Page excerpt ▸
# # # # #
*Note* : this class is deprecated since Cgal 3.6. Its functionality has
been replaced by the use of the *Fast_location* tag as the
*LocationPolicy* template parameter in *Delaunay_triangulation_3*.

### Definition

The class *Triangulation_hierarchy_3* implements a triangulation augmented
with a data structure which allows fast point location queries. As proved
in [Dev02], this structure has an optimal behavior when it is built
for Delaunay triangulations. It can however be used for other triangulations.

*#include <CGAL/Triangulation_hierarchy_3.h>*

### Parameters

It is templated by a parameter which must be instantiated by one of the Cgal triangulation classes. *In the current implementation, only
**Delaunay_triangulation_3* is supported for *Tr*.

*Tr::Vertex* has to be a model of the concept
*TriangulationHierarchyVertexBase_3*.

*Tr::Geom_traits* has to be a model of the concept
*DelaunayTriangulationTraits_3*.

### Inherits From

*Tr*

*Triangulation_hierarchy_3<Tr>* offers exactly the same functionalities as *Tr*.
Most of them (point location, insertion, removal … ) are overloaded to
improve their efficiency by using the hierarchic structure.

Note that, since the algorithms that are provided are randomized, the
running time of constructing a triangulation with a hierarchy may be
improved when shuffling the data points.

However, the I/O operations are not overloaded. So, writing a
hierarchy into a file will lose the hierarchic structure and reading
it from the file will result in an ordinary triangulation whose
efficiency will be the same as *Tr*.

### Implementation

The data structure is a hierarchy
of triangulations. The triangulation at the lowest level is
the original triangulation where operations and point location are to
be performed.
Then at each succeeding level, the data structure
stores a triangulation of a small random sample of the vertices
of the triangulation at the preceding level. Point location
is done through a top-down nearest neighbor query.
The nearest neighbor query is first
performed naively in the top level triangulation.
Then, at each following level, the nearest neighbor at that level
is found through a linear walk performed from
the nearest neighbor found at the preceding level.
Because the number of vertices in each triangulation is only a small
fraction of the number of vertices of the preceding triangulation
the data structure remains small and achieves fast point location
queries on real
data.

### See Also

*CGAL::Triangulation_hierarchy_vertex_base_3*
*CGAL::Delaunay_triangulation_3*
# # # # #
Source material ▸
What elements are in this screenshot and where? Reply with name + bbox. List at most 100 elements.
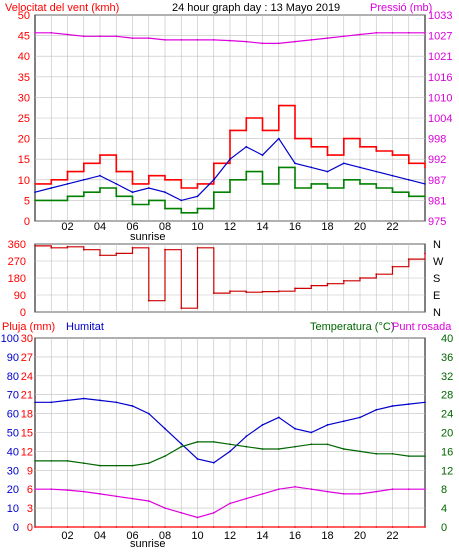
# # # # #
Given exercise 1 ▸ In the Triangulation_hierarchy_3 page, what has replaced this class's functionality since CGAL 3.6?
Given exercise 2 ▸ From the Triangulation_hierarchy_3 page, quote everything from "### Inherits From" down to "the data points.".
Given exercise 3 ▸ Using the Triangulation_hierarchy_3 page, explain why the data structure stays small yet still gives fast point location queries.

Full output 1 ▸ The Fast_location tag, used as the LocationPolicy template parameter in Delaunay_triangulation_3.

Full output 2 ▸
### Inherits From

*Tr*

*Triangulation_hierarchy_3<Tr>* offers exactly the same functionalities as *Tr*.
Most of them (point location, insertion, removal … ) are overloaded to
improve their efficiency by using the hierarchic structure.

Note that, since the algorithms that are provided are randomized, the
running time of constructing a triangulation with a hierarchy may be
improved when shuffling the data points.

Full output 3 ▸ Each level above the original triangulation stores a triangulation of only a small random sample of the vertices from the level before it. Because each triangulation holds only a small fraction of the previous level's vertices, the data structure stays small and achieves fast point location on real data.